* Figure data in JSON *
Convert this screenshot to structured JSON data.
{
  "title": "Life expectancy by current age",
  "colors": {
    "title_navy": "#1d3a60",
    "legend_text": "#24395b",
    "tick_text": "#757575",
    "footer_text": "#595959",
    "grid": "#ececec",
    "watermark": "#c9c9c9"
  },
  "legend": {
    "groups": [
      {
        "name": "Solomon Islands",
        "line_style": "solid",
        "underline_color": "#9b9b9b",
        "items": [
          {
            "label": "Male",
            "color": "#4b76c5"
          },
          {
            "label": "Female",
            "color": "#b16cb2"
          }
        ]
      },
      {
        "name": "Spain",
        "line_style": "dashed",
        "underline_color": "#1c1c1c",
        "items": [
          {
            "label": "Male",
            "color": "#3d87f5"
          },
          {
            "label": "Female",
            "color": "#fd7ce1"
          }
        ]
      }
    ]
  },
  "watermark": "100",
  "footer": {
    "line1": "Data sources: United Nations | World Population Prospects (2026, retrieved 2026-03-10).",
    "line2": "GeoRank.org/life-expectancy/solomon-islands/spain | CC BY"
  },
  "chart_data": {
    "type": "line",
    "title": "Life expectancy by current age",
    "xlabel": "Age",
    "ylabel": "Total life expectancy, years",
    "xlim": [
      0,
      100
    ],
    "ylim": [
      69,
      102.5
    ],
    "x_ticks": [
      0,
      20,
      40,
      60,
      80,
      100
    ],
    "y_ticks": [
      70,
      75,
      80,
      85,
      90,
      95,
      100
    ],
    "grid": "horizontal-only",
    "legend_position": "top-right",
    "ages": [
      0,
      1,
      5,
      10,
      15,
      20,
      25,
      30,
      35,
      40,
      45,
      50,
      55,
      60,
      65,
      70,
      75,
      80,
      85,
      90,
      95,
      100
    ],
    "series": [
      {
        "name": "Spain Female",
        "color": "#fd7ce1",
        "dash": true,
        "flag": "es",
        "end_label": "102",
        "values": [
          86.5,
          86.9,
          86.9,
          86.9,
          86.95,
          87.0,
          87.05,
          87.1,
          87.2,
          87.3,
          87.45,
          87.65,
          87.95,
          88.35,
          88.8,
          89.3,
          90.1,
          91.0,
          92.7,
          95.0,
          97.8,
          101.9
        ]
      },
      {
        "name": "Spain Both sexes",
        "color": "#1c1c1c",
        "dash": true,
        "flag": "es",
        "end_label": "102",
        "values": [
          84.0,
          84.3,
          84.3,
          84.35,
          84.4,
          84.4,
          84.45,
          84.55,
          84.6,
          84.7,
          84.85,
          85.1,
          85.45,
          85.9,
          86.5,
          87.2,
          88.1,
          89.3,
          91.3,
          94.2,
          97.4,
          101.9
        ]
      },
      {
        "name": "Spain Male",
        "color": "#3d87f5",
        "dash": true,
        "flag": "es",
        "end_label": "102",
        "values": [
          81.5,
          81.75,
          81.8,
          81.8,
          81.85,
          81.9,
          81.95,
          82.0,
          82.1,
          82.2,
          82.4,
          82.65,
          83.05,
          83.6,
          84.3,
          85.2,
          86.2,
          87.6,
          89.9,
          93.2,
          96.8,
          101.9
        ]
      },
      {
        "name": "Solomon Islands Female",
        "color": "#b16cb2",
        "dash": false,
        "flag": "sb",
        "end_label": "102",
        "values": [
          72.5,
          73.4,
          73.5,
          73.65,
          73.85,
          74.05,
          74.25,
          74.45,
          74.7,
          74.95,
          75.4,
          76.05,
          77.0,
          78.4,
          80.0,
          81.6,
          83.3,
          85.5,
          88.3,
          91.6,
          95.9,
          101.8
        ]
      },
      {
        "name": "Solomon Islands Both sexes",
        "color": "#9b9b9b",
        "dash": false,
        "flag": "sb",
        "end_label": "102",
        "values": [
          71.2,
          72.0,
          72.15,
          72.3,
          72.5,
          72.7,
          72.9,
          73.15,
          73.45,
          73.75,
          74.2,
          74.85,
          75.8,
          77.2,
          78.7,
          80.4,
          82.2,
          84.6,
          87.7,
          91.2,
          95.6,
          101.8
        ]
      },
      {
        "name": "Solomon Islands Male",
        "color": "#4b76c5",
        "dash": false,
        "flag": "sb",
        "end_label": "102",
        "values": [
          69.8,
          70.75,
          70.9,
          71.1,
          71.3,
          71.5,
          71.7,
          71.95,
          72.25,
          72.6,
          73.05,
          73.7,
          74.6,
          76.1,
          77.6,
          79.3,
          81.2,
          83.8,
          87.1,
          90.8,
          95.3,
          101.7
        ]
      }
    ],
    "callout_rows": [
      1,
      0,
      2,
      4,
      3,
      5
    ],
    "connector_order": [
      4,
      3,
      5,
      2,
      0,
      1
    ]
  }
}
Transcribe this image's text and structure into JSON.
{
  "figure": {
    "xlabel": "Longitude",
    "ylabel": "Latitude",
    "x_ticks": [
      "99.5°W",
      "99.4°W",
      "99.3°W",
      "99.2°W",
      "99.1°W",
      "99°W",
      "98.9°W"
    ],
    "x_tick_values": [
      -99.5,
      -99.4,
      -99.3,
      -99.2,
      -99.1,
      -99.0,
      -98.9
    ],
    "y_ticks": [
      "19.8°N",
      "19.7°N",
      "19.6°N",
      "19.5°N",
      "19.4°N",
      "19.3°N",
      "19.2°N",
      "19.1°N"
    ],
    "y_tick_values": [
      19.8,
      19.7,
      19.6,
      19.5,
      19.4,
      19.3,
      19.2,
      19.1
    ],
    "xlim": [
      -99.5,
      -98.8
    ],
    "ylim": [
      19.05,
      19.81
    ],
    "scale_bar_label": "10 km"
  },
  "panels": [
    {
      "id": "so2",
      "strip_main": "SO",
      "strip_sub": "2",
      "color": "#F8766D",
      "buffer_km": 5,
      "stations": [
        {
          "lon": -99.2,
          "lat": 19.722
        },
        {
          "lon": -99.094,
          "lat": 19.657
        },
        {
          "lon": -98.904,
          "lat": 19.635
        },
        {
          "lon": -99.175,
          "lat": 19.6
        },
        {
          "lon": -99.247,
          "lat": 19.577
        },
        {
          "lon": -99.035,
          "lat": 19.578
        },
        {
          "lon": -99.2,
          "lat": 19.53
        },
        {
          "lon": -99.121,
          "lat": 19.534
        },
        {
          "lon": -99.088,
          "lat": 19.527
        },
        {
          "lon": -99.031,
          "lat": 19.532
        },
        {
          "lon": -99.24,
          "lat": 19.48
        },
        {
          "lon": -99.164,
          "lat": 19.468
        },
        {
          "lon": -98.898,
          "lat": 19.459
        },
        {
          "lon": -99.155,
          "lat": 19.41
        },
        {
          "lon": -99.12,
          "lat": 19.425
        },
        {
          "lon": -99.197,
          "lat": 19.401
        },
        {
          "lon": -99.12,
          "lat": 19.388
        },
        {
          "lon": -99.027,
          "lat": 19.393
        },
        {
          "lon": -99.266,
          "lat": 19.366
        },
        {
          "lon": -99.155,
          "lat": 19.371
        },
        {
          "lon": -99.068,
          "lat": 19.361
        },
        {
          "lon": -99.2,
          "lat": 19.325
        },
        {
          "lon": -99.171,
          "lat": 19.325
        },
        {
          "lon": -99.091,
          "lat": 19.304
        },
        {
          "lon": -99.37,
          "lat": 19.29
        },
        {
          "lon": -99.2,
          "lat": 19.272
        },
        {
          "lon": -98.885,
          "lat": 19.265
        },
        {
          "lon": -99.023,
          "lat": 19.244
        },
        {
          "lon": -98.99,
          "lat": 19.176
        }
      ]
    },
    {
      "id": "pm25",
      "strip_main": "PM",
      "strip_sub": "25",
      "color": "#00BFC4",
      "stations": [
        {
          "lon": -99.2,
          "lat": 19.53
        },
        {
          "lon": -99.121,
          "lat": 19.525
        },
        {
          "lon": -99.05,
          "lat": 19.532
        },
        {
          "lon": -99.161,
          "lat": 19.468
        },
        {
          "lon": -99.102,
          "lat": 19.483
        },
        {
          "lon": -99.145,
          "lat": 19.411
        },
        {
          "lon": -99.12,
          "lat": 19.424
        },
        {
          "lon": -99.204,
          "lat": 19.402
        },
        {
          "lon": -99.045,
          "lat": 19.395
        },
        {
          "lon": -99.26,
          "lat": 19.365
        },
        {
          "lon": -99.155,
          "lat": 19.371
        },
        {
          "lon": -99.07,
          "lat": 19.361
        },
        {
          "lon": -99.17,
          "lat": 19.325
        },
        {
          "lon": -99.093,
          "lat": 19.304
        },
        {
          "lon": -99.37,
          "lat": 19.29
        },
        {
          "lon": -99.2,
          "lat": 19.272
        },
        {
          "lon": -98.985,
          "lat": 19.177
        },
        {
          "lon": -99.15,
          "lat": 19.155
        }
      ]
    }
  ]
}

---

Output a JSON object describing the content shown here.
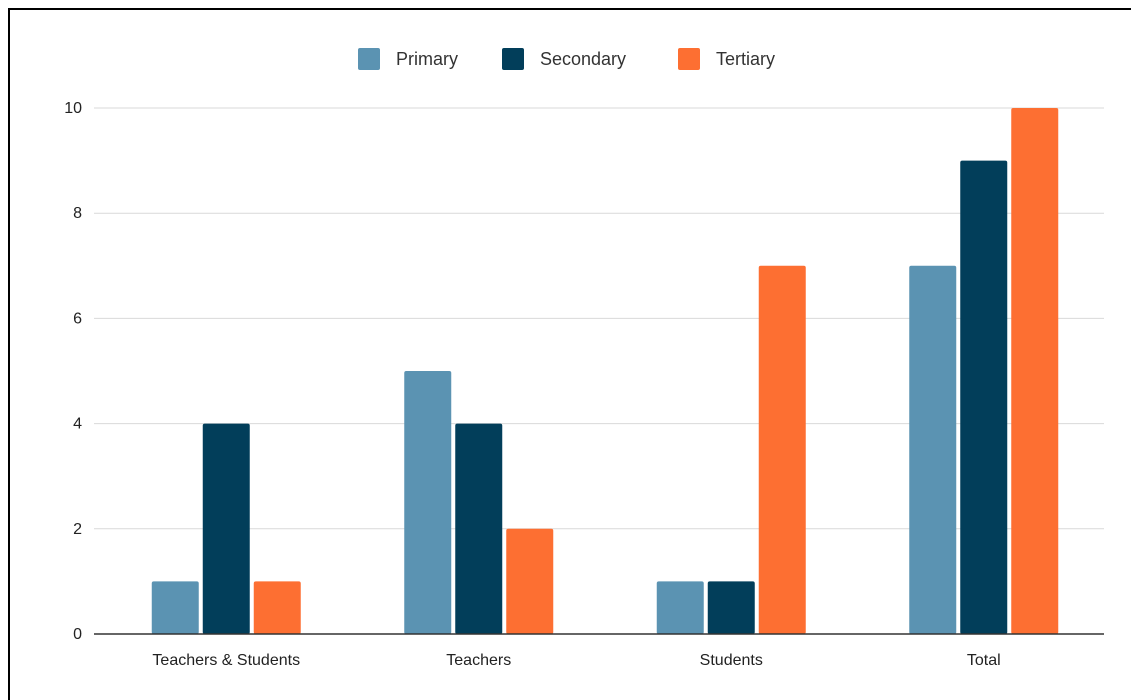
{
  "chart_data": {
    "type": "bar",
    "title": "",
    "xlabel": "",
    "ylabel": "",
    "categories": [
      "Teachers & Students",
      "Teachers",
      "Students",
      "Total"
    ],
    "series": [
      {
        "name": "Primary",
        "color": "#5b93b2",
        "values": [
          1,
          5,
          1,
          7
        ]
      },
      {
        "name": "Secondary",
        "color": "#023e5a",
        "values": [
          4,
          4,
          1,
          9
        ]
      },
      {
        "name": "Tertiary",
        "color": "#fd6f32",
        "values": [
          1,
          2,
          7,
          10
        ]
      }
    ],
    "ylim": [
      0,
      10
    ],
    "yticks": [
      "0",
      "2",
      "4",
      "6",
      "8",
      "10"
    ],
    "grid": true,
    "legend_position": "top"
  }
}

--

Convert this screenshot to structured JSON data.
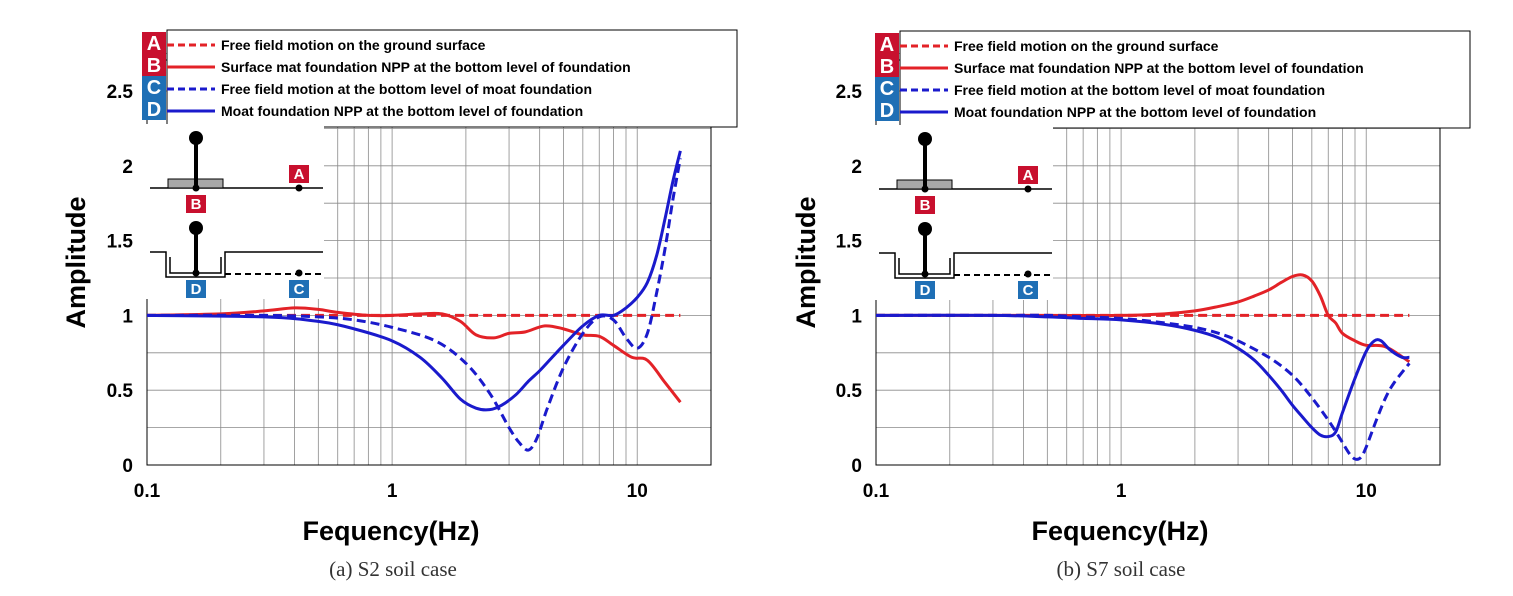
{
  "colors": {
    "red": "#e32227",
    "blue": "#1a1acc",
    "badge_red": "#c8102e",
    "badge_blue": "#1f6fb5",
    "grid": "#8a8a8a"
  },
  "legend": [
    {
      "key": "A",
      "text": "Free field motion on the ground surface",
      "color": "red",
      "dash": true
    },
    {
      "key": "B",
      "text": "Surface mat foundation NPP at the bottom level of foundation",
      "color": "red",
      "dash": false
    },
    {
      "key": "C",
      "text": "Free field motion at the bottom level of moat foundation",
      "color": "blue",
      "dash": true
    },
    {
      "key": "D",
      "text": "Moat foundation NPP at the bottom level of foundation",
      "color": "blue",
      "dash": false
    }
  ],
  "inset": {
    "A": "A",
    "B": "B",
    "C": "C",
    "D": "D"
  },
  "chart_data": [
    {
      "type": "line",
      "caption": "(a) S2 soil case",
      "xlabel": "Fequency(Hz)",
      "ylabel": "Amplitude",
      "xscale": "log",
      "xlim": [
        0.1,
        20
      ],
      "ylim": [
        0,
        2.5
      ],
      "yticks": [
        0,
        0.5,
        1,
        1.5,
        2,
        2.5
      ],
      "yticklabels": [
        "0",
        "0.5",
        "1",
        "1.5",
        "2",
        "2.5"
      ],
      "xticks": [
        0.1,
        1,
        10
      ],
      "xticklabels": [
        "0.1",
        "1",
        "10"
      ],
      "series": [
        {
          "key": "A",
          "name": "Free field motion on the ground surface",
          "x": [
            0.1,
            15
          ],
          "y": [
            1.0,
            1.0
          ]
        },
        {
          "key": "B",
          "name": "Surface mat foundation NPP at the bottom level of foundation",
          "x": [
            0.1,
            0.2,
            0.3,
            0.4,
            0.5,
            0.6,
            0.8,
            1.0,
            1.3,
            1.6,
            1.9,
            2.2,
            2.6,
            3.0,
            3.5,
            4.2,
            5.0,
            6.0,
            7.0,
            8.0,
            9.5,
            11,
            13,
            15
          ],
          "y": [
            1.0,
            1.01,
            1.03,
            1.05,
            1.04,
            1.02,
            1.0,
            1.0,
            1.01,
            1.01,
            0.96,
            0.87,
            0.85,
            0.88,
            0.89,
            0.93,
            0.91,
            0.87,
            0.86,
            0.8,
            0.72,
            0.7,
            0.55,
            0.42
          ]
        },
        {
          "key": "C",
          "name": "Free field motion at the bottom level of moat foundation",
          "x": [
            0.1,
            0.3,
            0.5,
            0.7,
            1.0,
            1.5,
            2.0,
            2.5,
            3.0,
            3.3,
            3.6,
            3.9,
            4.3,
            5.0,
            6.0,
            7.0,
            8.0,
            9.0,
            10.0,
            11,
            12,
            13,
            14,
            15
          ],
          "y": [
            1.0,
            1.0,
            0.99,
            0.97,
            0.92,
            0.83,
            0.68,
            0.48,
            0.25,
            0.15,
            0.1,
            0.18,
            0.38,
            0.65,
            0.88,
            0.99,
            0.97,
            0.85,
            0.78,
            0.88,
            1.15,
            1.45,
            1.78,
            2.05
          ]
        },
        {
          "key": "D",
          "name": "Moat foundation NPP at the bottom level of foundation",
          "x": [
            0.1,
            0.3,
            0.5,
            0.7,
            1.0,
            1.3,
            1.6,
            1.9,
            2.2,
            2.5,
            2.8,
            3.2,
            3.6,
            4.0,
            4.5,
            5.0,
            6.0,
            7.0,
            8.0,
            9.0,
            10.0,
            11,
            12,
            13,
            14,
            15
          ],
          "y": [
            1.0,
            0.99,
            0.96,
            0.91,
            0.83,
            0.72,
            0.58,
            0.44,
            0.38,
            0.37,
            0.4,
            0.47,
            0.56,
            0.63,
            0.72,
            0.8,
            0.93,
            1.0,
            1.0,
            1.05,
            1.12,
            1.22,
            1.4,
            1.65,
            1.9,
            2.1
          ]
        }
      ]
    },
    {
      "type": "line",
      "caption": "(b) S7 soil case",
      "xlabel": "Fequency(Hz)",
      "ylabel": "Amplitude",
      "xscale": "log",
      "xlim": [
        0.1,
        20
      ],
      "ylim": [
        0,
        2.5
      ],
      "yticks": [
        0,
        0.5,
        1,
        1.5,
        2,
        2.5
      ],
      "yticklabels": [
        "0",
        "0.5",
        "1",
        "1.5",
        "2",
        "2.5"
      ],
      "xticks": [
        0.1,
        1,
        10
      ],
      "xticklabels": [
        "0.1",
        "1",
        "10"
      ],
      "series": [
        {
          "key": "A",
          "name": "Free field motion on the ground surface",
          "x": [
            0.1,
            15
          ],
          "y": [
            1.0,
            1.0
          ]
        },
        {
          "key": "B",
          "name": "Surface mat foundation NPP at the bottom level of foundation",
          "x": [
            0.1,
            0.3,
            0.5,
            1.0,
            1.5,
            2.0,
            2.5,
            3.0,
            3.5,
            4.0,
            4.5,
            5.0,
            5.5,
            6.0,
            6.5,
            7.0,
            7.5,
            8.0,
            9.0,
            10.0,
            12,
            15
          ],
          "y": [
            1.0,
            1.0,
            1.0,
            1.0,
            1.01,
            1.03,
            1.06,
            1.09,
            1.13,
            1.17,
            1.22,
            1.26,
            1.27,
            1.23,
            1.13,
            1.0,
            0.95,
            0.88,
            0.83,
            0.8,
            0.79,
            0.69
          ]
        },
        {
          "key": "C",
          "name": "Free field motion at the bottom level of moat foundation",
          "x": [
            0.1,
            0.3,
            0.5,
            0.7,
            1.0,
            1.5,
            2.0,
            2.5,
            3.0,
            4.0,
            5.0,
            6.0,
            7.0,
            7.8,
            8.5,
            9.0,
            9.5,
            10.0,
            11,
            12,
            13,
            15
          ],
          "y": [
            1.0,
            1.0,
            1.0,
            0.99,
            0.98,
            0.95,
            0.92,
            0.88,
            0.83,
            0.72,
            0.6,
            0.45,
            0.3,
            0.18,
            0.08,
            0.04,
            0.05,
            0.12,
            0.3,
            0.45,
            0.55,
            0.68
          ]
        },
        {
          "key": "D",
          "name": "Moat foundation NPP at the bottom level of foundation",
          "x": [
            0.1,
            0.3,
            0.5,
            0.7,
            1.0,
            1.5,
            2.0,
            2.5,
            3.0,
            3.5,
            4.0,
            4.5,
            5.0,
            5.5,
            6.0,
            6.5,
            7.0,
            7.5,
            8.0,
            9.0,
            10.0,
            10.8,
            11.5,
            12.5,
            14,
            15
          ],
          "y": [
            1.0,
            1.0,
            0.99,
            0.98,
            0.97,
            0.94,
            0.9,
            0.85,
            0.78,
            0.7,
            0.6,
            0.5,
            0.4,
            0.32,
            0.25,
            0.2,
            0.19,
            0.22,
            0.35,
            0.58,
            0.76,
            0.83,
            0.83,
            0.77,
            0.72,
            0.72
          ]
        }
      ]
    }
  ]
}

* Request *
Pull out every line above that holds the word "type".

* Finished answer *
    "type": "line",
    "type": "bar",
      "type": "line",
      "type": "line",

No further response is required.